* SET TASK: The required output is a single number: how many lines of the material contain the string "товаров".

== == ==

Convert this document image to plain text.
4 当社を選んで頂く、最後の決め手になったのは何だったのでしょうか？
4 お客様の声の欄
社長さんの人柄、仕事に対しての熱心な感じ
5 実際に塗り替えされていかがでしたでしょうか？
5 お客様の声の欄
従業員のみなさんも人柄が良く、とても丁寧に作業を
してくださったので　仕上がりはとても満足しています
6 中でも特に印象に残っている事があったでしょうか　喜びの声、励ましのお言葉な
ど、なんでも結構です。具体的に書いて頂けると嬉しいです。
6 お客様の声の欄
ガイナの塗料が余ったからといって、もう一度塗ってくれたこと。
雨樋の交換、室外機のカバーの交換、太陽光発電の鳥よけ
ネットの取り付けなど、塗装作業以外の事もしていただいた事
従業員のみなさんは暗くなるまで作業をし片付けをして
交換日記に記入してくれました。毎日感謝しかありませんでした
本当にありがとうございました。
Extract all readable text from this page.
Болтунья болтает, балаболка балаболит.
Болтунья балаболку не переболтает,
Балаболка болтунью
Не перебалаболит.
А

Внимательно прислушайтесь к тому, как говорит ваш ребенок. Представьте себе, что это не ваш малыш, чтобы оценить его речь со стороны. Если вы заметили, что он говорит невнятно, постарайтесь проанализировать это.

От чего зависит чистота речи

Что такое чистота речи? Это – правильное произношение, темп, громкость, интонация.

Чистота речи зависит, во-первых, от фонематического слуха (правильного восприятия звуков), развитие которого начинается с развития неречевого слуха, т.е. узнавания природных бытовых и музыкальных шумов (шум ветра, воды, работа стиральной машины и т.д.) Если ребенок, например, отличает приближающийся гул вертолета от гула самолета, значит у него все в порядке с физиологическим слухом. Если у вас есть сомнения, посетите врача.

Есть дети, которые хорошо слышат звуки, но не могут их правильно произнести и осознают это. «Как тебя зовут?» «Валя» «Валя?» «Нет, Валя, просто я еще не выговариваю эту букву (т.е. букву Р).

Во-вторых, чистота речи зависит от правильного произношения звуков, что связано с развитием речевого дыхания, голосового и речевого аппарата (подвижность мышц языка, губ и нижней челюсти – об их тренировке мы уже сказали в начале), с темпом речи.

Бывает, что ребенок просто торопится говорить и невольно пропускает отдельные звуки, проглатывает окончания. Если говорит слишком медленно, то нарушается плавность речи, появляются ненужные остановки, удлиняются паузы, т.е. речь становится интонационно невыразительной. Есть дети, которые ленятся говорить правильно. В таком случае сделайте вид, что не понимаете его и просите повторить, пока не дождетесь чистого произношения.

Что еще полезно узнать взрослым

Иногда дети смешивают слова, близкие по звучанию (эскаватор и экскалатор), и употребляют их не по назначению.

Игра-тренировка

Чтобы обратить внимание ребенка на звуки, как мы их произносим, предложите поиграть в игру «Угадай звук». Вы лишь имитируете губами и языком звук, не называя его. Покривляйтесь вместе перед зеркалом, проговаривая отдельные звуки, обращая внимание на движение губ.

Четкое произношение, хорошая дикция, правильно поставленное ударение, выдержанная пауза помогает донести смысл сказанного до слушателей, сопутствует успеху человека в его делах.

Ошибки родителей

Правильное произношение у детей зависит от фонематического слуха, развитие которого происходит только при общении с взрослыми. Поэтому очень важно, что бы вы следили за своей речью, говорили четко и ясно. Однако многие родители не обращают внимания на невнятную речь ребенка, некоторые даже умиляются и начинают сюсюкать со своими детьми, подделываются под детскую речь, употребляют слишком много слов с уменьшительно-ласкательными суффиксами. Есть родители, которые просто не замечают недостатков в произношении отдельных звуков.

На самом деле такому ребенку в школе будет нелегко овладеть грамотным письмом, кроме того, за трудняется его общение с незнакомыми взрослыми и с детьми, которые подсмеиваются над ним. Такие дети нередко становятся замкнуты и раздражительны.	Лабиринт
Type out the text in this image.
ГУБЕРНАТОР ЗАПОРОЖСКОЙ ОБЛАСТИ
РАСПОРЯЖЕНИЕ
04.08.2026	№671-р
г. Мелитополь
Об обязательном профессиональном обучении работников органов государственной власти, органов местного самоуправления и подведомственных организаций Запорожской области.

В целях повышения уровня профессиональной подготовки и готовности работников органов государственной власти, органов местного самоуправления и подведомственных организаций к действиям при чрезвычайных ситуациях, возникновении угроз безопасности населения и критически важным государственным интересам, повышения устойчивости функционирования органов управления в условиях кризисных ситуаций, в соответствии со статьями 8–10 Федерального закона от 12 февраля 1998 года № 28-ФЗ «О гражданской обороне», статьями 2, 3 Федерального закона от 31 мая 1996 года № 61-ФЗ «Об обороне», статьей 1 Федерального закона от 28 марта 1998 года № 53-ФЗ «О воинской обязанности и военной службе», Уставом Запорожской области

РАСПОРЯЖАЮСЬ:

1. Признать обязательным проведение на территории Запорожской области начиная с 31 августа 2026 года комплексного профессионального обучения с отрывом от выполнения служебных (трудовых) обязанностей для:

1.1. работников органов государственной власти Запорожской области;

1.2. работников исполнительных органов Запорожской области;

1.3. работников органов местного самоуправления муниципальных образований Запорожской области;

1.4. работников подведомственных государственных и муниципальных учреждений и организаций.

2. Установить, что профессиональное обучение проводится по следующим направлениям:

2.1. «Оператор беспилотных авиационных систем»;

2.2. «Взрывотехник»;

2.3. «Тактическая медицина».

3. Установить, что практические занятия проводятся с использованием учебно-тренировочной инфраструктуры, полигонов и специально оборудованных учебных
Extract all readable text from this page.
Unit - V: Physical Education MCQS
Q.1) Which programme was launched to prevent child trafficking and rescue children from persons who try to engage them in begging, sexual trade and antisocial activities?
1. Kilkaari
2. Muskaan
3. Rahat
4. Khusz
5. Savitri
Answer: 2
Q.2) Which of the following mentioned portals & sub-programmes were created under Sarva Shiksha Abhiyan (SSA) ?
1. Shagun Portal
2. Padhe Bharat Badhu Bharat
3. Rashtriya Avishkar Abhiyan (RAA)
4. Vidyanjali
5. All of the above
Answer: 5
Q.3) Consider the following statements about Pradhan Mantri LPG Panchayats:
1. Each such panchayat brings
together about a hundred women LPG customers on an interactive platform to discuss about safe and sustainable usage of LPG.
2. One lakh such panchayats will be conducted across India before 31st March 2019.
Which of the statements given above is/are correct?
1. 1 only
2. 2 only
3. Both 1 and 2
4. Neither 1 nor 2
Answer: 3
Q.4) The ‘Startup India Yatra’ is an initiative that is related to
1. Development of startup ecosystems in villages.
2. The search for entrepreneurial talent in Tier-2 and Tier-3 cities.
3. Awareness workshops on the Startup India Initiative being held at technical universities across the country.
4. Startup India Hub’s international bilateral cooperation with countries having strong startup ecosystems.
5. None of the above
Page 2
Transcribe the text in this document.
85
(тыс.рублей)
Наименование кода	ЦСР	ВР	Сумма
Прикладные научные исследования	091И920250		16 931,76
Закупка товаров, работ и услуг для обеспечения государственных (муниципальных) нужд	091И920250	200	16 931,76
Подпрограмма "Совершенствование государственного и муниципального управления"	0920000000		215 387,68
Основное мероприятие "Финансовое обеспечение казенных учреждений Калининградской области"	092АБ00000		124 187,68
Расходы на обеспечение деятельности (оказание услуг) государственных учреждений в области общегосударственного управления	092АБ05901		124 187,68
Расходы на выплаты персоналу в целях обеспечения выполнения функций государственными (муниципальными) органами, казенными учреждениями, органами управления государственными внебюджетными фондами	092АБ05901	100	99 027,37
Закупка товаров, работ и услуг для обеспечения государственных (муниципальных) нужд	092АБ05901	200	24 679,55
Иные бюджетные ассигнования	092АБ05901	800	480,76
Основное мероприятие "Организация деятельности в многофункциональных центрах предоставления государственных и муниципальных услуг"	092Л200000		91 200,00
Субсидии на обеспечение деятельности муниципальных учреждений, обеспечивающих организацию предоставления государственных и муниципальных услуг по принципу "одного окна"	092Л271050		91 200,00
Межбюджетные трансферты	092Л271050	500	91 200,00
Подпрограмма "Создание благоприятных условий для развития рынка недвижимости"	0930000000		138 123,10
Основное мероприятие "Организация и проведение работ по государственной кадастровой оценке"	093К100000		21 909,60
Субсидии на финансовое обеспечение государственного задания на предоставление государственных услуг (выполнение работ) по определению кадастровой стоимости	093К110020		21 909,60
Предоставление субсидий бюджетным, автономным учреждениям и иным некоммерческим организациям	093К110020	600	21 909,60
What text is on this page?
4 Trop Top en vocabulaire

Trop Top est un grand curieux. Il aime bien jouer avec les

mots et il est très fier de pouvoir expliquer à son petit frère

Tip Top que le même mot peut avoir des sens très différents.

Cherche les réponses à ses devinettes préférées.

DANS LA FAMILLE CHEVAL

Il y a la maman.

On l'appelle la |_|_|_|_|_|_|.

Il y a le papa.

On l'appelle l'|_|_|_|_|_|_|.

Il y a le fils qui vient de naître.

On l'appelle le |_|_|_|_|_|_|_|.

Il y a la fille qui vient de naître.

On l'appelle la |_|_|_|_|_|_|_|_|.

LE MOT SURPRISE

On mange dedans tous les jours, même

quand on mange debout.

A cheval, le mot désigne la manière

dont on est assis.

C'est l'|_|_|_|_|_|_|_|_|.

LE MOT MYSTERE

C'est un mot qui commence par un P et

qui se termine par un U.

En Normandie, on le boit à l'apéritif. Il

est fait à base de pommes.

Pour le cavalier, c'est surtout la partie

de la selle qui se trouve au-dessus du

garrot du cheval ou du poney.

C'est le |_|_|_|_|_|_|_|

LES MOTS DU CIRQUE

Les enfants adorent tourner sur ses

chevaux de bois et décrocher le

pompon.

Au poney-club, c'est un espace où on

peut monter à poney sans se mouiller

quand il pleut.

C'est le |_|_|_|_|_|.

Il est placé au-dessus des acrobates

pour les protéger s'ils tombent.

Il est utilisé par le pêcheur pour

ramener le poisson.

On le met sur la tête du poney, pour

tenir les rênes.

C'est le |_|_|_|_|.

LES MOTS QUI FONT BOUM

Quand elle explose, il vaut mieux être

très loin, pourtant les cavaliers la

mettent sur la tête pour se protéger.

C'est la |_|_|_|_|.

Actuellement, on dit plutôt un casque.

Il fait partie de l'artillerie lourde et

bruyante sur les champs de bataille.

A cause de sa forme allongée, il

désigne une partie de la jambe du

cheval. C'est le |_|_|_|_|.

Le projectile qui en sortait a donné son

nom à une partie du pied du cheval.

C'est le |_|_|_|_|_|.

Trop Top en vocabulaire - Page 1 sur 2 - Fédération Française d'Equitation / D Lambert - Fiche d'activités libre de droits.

== == ==

* WORKED ANSWER: 2